# Any one tried Franks new sauce?



## slim (Feb 7, 2010)

Its a sweet chille sauce.....pretty darn good....Had it on some Super bowl wings


----------



## rbranstner (Feb 7, 2010)

Oh man I love Franks sauce on wings.


----------



## meateater (Feb 7, 2010)

I havent seen it yet.


----------



## mballi3011 (Feb 7, 2010)

I haven't seen it yet either. But then I really didn't know.


----------



## slim (Feb 8, 2010)

i found it at Kroger right next to the Franks buffalo sauce....its really really similar to Buffalo Wild Wings Asian Zing sauce....


----------



## phil brown (Feb 11, 2010)

Man, my wife loves Asian Zing.  I'll have to track down some of that stuff.  Frank's, to me, is still _the_ wing sauce.  The only things I think it ever needed was more heat and more garlic.  But I think that about everything.


----------



## hoser (Feb 11, 2010)

I can just about drink Frank's sauce straight from the bottle...LOVE the stuff! Is the sweet chili sauce anything like a Thai sweet chili sauce? I made some great wings over super Sunday with a mix of sweet chili sauce and Sriracha sauce.


----------



## slim (Feb 11, 2010)

Well guys.....after eating all the wings i have to give a updated review.....i will no longer use Franks sweet chillie sauce...it has some paper thin things in it that i assume to part of a chille....those damn things get stuck in the back of my throat and are a huge pain in the ass....the flavor is good....but that was a deal breaker for me.....im gonna stick to asian zing....sorry guys


----------



## hhookk (Feb 11, 2010)

Try straining it out so you get rid of all the "bits" and just have the liquid.


----------



## slim (Feb 11, 2010)

Could do that but its so thick it would prob. be a pain in the butt....


----------



## ryanhoelzer (Feb 12, 2010)

Here it is on their site.  They say it's "pulpy"

http://www.franksredhot.com/products_sc.php


----------



## smokeguy (Feb 12, 2010)

I didn't find it in Brookshire's today....


----------



## phil brown (Feb 12, 2010)

I think that's the first time I've heard someone describe a sauce as pulpy.  It doesn't really sound that appetizing, does it?


----------



## pandemonium (Mar 11, 2010)

I am eating it right now and have to say FAIL!!! it shows a heat meter on the side saying its hotter than original franks, no way its like sweet and sour sauce gross thick consistency not my thing, reg franks is the best.


----------



## mistabob (Mar 27, 2010)

I'm a big fan of Frank's Xtra Hot.  That stuff is so good on soooooo many things!


----------



## gruelurks (Mar 27, 2010)

The chili sauce is kind of too syrupy/sweet for my taste, but I do like their Hot Buffalo Wing sauce as a base for my wing sauce.


----------
• • •
- [GIVEN PROBLEM 1]: In the Frank's sauce thread, where did slim find the sweet chili sauce?
- [GIVEN PROBLEM 2]: Using the Frank's sauce thread, explain why slim decided to stop using Frank's sweet chili sauce.
- [GIVEN PROBLEM 3]: Write out the part of the Frank's sauce thread that begins at the words "## slim (Feb 8, 2010)" and stops after "that about everything.".
Rely only on the Frank's sauce thread, not on the listing.
• • •
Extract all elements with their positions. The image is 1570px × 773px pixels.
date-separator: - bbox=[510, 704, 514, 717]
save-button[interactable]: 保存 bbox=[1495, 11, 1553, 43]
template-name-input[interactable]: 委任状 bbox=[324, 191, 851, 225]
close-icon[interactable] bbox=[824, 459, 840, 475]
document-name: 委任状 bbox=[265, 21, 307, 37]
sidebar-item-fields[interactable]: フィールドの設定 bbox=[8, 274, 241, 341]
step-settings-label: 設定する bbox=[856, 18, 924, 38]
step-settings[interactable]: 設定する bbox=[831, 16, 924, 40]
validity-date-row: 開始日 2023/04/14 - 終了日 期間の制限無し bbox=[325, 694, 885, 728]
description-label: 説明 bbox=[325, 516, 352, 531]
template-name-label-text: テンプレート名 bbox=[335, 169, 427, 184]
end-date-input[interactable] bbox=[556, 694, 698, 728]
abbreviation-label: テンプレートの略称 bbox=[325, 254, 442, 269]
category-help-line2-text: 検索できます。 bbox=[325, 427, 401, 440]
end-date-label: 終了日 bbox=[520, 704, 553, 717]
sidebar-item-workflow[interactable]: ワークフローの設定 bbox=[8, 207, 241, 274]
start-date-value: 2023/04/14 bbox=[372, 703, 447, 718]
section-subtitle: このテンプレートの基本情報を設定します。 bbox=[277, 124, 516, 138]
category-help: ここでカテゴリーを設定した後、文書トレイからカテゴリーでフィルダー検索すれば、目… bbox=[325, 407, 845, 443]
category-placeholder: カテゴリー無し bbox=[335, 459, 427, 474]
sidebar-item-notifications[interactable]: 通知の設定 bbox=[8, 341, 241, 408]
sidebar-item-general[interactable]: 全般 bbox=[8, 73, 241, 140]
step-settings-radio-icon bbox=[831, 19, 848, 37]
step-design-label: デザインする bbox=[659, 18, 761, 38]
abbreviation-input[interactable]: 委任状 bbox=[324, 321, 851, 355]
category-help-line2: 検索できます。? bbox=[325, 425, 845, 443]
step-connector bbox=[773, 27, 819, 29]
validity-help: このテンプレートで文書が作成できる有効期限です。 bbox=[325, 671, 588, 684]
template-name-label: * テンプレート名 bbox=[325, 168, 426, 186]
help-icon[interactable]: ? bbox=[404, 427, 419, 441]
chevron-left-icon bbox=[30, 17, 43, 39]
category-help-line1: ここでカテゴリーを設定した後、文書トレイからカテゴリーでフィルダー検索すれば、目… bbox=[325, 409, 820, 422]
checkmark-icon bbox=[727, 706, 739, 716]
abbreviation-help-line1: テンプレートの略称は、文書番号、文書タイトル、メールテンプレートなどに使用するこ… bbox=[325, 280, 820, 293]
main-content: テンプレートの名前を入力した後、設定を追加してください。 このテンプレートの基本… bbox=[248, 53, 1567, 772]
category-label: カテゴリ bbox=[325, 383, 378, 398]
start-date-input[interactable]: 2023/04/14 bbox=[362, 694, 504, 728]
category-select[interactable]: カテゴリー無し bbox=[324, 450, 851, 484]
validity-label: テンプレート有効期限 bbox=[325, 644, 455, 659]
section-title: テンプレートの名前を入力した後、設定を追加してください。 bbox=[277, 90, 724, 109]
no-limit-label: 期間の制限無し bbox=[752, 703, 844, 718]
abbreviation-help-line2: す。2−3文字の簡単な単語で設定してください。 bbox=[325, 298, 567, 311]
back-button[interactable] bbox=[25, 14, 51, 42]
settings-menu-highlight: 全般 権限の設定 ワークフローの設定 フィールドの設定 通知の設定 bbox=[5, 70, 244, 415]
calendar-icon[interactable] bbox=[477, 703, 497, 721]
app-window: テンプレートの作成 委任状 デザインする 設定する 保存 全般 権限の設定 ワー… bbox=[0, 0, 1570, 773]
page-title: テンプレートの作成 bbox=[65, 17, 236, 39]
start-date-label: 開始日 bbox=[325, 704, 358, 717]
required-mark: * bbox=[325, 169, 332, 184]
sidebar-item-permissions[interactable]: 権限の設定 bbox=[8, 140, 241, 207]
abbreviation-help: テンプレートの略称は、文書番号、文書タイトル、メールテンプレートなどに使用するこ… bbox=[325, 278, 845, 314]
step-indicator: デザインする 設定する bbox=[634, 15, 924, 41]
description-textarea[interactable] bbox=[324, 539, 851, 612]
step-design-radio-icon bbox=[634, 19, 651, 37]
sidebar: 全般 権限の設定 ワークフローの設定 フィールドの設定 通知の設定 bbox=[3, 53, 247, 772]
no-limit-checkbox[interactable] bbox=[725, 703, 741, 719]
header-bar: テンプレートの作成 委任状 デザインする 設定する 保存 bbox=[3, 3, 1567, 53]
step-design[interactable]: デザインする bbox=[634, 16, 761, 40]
• • •
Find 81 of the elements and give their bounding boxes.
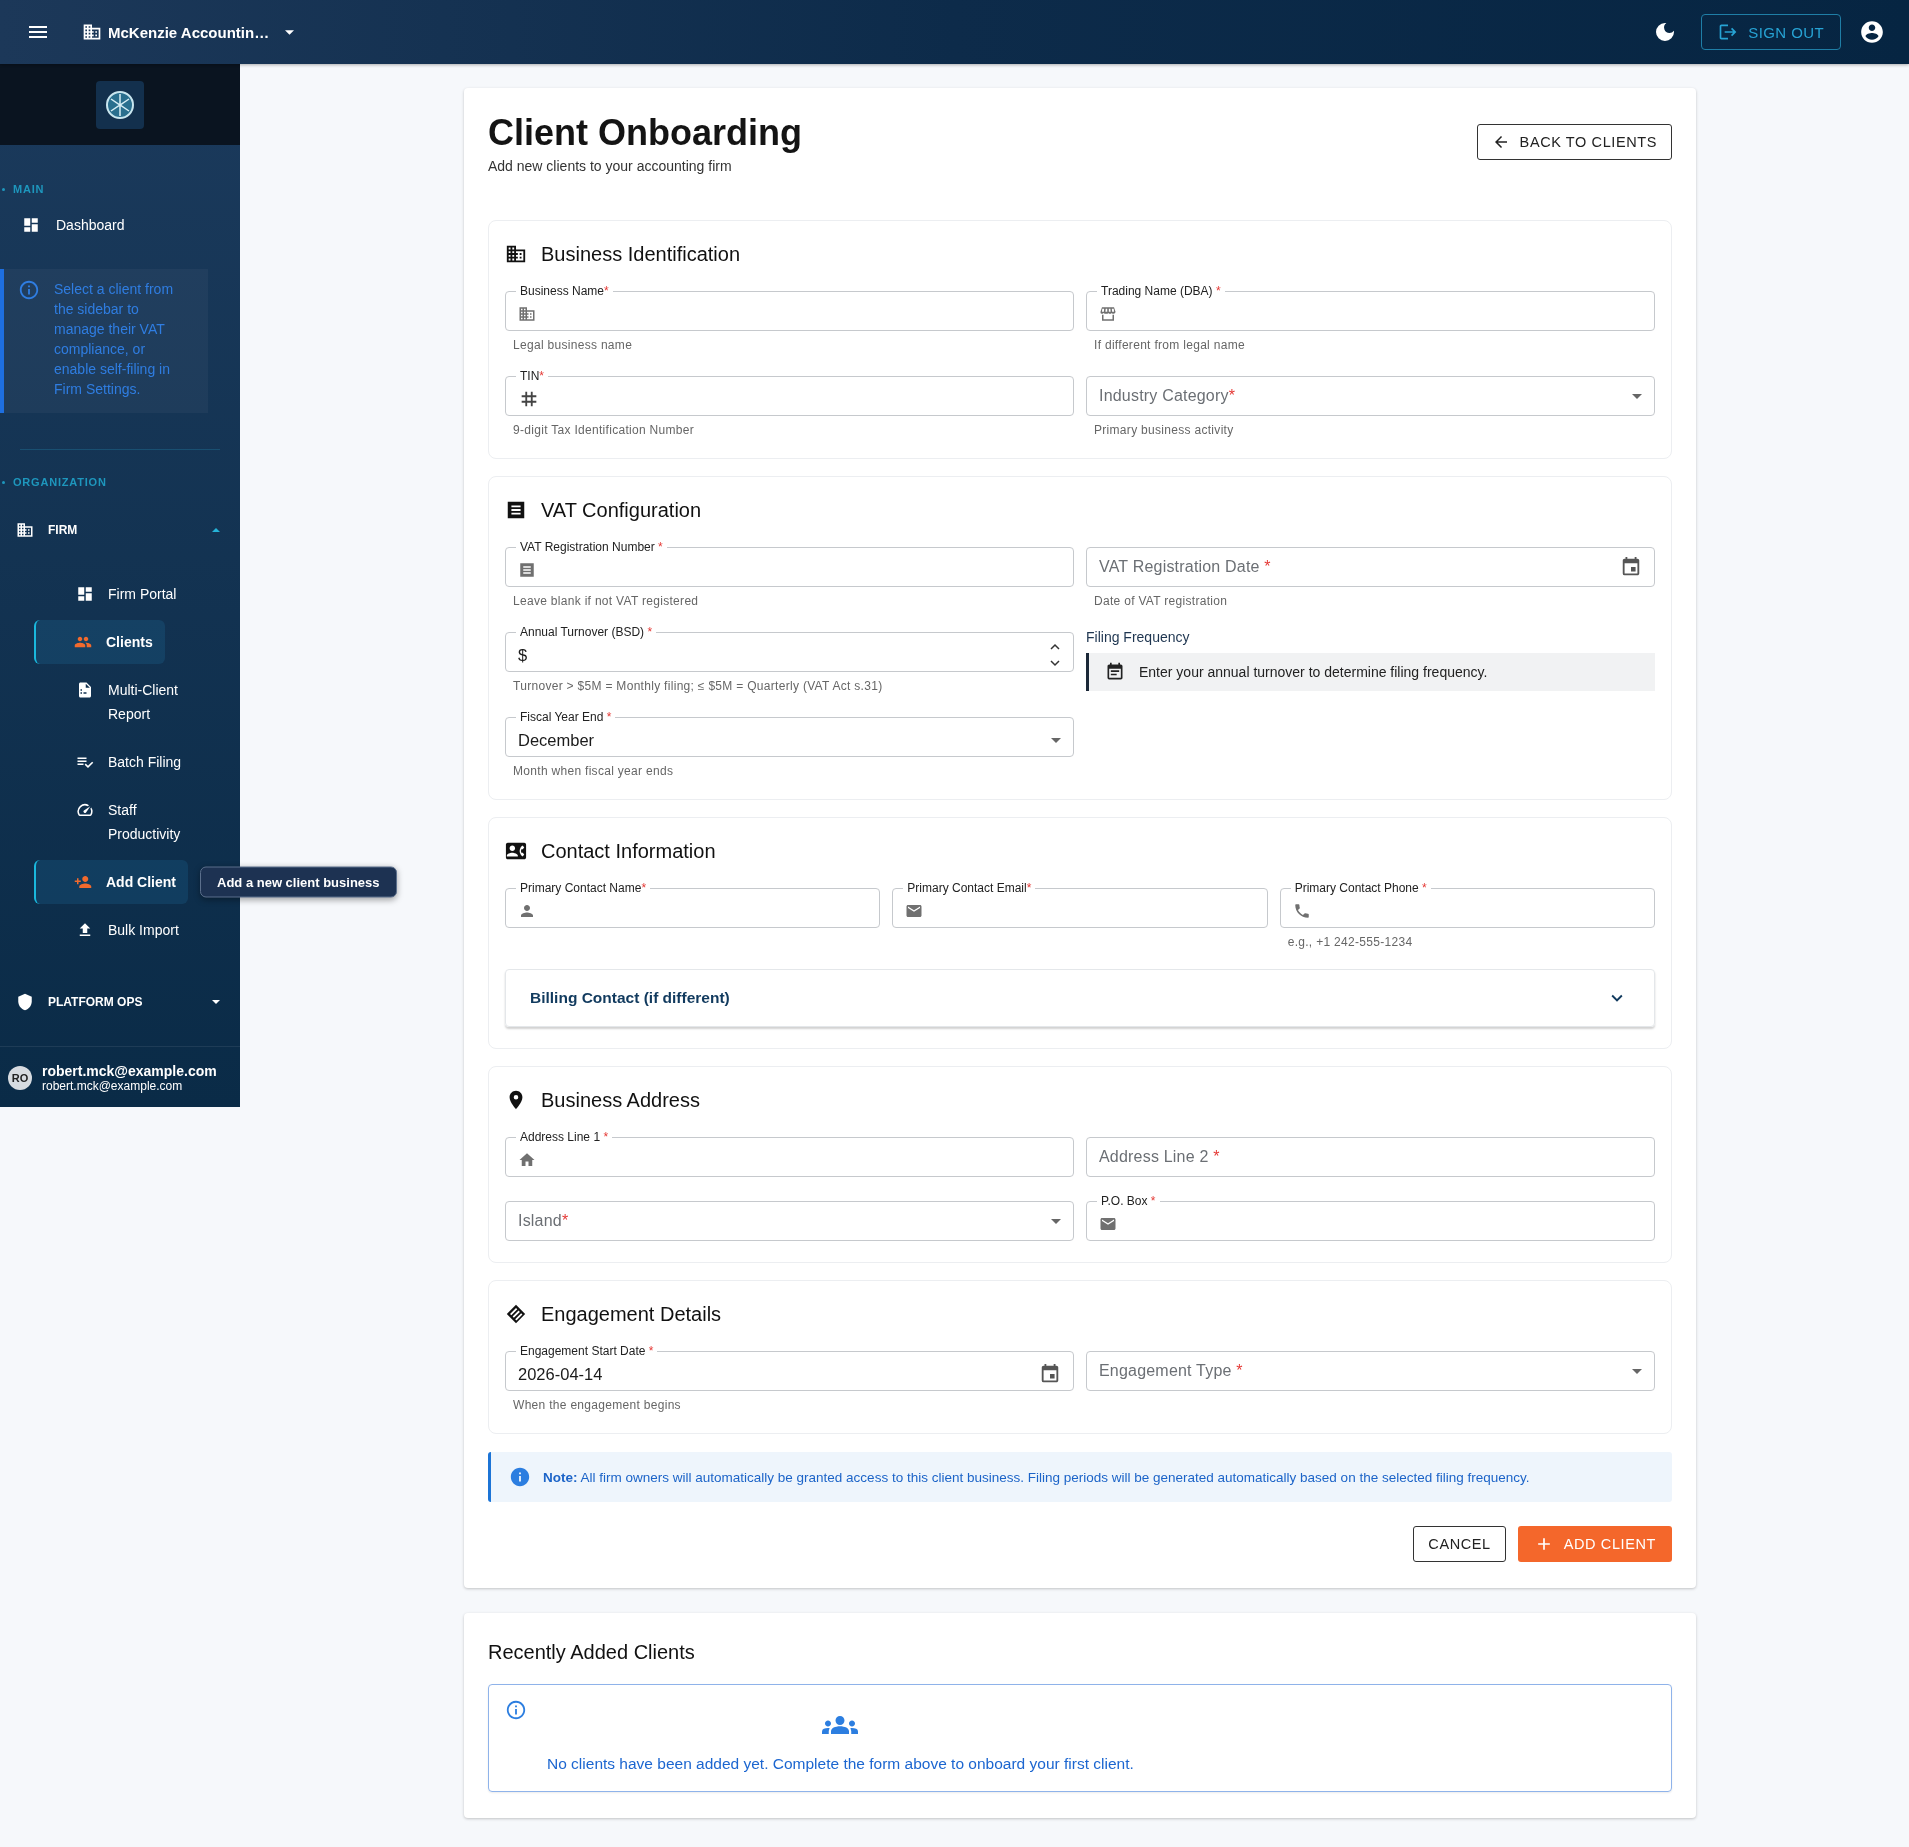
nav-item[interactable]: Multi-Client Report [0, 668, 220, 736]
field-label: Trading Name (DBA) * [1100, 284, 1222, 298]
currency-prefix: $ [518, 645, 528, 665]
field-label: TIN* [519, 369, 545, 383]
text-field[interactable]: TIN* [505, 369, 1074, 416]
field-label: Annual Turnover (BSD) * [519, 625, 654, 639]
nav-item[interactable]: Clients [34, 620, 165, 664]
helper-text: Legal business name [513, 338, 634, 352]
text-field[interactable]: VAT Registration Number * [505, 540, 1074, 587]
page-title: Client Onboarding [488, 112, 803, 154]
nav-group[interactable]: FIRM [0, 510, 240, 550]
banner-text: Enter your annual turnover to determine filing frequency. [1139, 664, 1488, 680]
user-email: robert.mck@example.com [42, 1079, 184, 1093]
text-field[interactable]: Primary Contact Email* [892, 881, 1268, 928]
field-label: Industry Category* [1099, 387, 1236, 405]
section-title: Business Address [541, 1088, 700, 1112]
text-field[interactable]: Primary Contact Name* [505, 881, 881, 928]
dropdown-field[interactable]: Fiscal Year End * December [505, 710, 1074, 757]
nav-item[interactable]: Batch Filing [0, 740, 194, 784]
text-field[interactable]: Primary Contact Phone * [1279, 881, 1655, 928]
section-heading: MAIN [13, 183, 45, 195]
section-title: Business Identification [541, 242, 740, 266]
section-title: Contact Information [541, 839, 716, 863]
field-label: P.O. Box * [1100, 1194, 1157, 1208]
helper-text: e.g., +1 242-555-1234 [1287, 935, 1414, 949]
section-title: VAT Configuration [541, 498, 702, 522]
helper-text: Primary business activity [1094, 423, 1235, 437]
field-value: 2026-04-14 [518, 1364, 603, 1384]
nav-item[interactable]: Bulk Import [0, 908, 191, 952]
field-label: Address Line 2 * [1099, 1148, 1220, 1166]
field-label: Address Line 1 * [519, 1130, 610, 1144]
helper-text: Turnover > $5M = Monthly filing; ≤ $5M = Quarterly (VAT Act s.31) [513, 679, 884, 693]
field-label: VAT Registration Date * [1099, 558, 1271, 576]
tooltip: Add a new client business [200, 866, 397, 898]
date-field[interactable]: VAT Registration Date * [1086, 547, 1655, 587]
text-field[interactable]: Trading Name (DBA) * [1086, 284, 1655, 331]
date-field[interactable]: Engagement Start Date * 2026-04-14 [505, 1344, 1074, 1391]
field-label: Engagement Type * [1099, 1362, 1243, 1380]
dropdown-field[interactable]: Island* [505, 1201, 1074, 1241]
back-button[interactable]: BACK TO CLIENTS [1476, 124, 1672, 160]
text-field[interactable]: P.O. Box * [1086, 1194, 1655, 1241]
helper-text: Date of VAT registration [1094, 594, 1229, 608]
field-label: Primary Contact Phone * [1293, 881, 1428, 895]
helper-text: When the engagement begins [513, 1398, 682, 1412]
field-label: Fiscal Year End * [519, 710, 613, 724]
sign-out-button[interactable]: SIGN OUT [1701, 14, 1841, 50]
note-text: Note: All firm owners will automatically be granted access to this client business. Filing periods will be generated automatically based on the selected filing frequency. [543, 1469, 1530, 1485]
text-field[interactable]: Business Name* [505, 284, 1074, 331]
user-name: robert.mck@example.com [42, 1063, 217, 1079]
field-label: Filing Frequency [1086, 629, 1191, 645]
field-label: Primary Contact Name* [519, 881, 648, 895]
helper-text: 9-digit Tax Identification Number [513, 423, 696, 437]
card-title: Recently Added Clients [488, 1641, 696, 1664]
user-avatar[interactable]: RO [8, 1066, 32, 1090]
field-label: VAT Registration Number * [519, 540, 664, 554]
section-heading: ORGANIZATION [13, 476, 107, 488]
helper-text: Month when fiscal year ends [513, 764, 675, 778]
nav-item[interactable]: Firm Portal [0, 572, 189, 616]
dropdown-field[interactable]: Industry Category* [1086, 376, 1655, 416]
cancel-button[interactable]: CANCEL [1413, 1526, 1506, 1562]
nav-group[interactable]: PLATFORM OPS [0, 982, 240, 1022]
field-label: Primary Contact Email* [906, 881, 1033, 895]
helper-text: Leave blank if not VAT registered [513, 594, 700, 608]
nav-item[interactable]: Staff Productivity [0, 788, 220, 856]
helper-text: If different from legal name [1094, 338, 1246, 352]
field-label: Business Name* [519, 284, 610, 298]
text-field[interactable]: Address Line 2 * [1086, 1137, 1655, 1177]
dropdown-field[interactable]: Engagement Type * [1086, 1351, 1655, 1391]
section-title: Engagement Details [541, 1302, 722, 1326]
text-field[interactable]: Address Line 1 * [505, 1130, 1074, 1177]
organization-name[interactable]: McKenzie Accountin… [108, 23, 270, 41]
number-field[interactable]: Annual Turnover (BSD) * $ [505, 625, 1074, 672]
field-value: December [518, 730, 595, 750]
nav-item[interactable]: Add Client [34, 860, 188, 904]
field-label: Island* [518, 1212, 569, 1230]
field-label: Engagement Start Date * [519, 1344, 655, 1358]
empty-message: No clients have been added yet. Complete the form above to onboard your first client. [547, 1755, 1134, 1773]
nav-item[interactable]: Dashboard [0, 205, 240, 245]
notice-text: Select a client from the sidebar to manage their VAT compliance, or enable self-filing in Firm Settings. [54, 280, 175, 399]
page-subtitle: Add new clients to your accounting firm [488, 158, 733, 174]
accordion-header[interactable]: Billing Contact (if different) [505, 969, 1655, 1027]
• • •
- [RIGHT ANSWER 1]: At Kroger, right next to the Frank's buffalo sauce.

- [RIGHT ANSWER 2]: It has paper-thin bits, which slim assumes are part of a chili, and they get stuck in the back of slim's throat. The flavor is good, but that problem was a deal breaker, so slim plans to stick with Asian Zing.

- [RIGHT ANSWER 3]:
## slim (Feb 8, 2010)

i found it at Kroger right next to the Franks buffalo sauce....its really really similar to Buffalo Wild Wings Asian Zing sauce....


----------



## phil brown (Feb 11, 2010)

Man, my wife loves Asian Zing.  I'll have to track down some of that stuff.  Frank's, to me, is still _the_ wing sauce.  The only things I think it ever needed was more heat and more garlic.  But I think that about everything.